━━ READING PASSAGE ━━

Study links inherited mutations to Okur-Chung neurodevelopmental syndrome

Okur-Chung neurodevelopmental syndrome (OCNDS) has long perplexed the medical community with its varied manifestations and genetic origins. A recent study, led by researchers at the Translational Genomics Research Institute (TGen), part of City of Hope, has revealed insights into the hereditary aspects of OCNDS, shedding light on the genetic underpinnings and potential implications for affected families.

OCNDS, a rare autosomal dominant disorder, is characterized by developmental delays, intellectual disabilities, hypotonia, distinctive facial features, and delayed speech. In a study published in Clinical Genetics, researchers provide evidence of inherited CSNK2A1 variants in families with OCNDS, opening new avenues for diagnosis, genetic counseling, and clinical management.

The research team identified three families with OCNDS, where affected parents and children exhibited characteristics consistent with previously reported cases. Utilizing advanced whole exome sequencing (WES) analysis, the study pinpointed specific mutations, or changes, in the CSNK2A1 gene responsible for OCNDS. Notably, Family 1 carried a maternally inherited heterozygous mutation, while Family 2 showcased a paternally inherited mutation and Family 3 exhibited a maternally inherited CSNK2A1 mutation.

━━━
━━ INPUT DATA ━━

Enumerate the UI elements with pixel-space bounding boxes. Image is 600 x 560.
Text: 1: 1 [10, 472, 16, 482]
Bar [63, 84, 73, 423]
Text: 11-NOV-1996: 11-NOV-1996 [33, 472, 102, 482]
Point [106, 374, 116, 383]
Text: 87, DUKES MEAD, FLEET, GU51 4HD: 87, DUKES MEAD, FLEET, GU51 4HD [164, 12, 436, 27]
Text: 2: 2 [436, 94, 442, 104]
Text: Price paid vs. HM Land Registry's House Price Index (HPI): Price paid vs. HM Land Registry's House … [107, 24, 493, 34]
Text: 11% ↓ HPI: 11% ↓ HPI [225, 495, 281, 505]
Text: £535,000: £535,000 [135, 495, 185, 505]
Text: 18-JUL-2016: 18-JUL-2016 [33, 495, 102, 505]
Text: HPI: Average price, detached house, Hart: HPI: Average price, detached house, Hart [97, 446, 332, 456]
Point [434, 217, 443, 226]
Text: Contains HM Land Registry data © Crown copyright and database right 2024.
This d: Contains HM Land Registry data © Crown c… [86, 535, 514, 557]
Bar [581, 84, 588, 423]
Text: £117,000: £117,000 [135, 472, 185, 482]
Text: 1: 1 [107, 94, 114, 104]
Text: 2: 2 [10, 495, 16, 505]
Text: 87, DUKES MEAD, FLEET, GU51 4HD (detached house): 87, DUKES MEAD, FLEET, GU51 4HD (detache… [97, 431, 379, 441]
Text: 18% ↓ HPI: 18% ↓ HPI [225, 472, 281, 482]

━━━

• **PARTS OF THE EXERCISE**
a - From the article on Okur-Chung neurodevelopmental syndrome, extract the passage from "Study links inherited" to "and clinical management." word for word.
b - Please write what comes next in the article on the inherited mutations behind Okur-Chung neurodevelopmental syndrome, picking up after its final sentence.

• **ANSWERS BY ITEM NUMBER**
a -
Study links inherited mutations to Okur-Chung neurodevelopmental syndrome

Okur-Chung neurodevelopmental syndrome (OCNDS) has long perplexed the medical community with its varied manifestations and genetic origins. A recent study, led by researchers at the Translational Genomics Research Institute (TGen), part of City of Hope, has revealed insights into the hereditary aspects of OCNDS, shedding light on the genetic underpinnings and potential implications for affected families.

OCNDS, a rare autosomal dominant disorder, is characterized by developmental delays, intellectual disabilities, hypotonia, distinctive facial features, and delayed speech. In a study published in Clinical Genetics, researchers provide evidence of inherited CSNK2A1 variants in families with OCNDS, opening new avenues for diagnosis, genetic counseling, and clinical management.

b -
"Our findings provide a deeper understanding surrounding the hereditary nature of OCNDS. This study not only expands our knowledge of the syndrome's genetic basis but also underscores the importance of comprehensive genetic testing for accurate diagnosis and personalized management," said Sampath Rangasamy, Ph.D., a Research Associate Professor in TGen's Neurogenomics Division and one of the paper's senior authors.

While developmental delays and intellectual disability were present in all families, the severity of symptoms varied. Behavioral problems, such as autism spectrum disorder, stereotypic movements, aggressiveness, tantrums, and attention deficit disorder, were observed in Families 1 and 3, highlighting the complexity of how each case presents.

By identifying inherited CSNK2A1 mutations and precisely explaining the variability within families, the research contributes to improved disease understanding, enhanced genetic counseling, and more effective clinical strategies. With the growing utilization of next-generation sequencing, researchers anticipate identifying additional families and individuals with OCNDS, ultimately leading to improved care and support for those affected.